___ Information provided ___

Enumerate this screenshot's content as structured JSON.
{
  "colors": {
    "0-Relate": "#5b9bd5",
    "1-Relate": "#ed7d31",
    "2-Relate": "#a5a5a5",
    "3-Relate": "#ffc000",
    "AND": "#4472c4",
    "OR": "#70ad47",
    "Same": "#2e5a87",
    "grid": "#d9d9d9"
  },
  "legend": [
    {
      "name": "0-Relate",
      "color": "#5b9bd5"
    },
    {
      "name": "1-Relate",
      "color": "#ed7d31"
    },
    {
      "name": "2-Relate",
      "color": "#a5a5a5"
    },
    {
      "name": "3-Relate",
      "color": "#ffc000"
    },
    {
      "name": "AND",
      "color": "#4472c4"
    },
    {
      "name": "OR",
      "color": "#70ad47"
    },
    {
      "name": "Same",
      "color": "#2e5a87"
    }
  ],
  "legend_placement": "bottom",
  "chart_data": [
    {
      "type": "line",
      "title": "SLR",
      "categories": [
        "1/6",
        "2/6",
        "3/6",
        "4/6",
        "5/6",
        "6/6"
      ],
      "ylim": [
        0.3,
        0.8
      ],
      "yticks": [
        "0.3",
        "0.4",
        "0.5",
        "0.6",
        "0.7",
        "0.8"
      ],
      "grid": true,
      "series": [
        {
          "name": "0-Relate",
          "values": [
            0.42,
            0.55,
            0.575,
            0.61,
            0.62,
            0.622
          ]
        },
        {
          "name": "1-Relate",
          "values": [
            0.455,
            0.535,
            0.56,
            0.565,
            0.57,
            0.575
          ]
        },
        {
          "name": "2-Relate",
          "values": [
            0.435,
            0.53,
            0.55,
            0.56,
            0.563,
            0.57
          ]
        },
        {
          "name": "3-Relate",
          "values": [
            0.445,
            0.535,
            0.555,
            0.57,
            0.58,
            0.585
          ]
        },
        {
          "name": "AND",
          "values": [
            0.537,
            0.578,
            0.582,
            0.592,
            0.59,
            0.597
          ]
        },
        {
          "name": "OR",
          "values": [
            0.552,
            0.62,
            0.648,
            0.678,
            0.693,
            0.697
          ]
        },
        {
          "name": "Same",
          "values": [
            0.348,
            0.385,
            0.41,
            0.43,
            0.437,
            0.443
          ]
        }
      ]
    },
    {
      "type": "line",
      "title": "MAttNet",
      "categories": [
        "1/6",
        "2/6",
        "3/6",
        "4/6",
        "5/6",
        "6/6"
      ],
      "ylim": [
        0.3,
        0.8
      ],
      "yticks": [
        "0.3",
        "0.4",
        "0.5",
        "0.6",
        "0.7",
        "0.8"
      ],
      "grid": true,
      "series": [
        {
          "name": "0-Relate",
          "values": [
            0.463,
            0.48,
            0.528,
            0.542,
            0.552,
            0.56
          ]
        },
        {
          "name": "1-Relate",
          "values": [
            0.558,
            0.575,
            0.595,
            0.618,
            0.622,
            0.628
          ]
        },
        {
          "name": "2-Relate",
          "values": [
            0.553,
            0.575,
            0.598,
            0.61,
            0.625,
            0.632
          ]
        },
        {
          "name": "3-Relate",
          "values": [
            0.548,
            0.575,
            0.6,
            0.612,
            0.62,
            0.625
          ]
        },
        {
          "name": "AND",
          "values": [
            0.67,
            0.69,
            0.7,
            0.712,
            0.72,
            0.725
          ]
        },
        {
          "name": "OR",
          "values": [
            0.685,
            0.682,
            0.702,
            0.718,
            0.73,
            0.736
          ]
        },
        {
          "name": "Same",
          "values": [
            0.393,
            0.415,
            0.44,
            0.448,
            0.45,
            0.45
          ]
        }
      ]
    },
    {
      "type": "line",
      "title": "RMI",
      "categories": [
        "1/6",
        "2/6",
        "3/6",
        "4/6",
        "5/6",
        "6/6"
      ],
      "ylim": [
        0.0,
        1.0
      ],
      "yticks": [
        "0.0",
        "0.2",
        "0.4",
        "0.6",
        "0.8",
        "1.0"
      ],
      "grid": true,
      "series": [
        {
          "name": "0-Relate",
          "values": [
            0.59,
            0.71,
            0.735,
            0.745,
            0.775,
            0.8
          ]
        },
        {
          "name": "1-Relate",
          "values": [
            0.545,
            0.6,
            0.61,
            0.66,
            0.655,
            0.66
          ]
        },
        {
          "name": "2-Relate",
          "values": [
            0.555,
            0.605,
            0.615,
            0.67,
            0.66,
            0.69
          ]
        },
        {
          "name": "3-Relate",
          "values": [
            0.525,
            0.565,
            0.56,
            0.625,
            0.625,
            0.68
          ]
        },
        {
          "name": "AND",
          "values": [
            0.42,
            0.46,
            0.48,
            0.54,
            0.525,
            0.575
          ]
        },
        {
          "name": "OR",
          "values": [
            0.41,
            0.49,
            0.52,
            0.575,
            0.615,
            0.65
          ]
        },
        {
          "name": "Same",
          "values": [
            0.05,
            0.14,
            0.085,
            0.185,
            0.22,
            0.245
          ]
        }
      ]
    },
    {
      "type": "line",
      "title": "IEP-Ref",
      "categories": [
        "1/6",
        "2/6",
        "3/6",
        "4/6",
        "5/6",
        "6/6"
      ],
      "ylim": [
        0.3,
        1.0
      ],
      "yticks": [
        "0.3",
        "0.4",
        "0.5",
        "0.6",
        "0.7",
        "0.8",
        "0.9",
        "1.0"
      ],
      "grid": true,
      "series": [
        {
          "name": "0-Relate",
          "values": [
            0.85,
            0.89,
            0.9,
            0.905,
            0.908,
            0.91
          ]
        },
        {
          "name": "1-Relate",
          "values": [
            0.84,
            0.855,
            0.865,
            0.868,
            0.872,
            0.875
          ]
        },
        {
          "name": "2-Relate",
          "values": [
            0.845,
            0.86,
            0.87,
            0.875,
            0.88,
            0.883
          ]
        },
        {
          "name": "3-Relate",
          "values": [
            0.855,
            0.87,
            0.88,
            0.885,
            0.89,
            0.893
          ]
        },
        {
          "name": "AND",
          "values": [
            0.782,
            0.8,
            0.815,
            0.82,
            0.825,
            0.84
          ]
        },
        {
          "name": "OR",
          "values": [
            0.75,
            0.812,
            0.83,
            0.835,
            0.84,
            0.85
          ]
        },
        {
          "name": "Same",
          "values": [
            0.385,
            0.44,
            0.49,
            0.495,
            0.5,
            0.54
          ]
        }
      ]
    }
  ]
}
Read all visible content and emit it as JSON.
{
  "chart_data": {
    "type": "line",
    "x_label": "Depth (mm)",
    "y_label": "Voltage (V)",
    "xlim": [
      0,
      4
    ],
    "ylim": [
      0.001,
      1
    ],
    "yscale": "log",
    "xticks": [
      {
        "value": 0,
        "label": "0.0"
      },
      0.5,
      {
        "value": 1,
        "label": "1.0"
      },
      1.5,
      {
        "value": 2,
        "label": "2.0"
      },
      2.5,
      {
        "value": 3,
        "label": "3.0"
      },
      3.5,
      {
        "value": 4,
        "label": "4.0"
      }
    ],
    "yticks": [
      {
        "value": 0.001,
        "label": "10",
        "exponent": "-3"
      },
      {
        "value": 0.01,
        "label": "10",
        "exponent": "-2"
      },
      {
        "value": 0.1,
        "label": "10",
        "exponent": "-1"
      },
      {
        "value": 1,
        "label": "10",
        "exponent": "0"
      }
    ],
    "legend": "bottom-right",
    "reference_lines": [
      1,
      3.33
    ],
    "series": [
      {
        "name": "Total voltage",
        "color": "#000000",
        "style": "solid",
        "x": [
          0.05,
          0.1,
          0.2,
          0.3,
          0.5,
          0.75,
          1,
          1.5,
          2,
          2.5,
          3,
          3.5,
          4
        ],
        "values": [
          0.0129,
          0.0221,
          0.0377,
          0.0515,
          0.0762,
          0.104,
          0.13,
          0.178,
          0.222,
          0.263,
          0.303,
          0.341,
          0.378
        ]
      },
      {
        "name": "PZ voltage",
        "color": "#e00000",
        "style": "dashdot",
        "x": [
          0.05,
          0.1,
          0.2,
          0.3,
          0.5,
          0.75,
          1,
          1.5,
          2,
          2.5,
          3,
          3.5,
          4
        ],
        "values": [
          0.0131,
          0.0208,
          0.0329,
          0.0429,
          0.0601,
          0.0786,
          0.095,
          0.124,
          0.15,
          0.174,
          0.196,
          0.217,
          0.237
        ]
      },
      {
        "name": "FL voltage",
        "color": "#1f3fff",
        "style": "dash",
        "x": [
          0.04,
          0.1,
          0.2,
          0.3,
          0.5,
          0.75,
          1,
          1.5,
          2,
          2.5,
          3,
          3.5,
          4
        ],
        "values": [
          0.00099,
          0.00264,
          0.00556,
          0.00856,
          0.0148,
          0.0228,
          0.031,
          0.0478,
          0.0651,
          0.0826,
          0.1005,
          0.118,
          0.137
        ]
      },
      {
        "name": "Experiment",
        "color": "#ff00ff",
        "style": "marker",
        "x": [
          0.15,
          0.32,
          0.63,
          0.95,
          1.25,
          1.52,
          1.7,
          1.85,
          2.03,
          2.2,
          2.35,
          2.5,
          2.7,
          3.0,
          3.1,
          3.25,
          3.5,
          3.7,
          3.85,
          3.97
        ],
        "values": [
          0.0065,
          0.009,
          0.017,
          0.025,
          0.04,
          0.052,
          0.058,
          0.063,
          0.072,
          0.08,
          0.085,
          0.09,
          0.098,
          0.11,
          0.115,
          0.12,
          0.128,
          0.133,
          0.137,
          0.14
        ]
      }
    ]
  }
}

___

◆ Exercise requirements:
Look through the listing above and count the lines where the string "content" appears. Report the number only.

◆ Worked solution:
2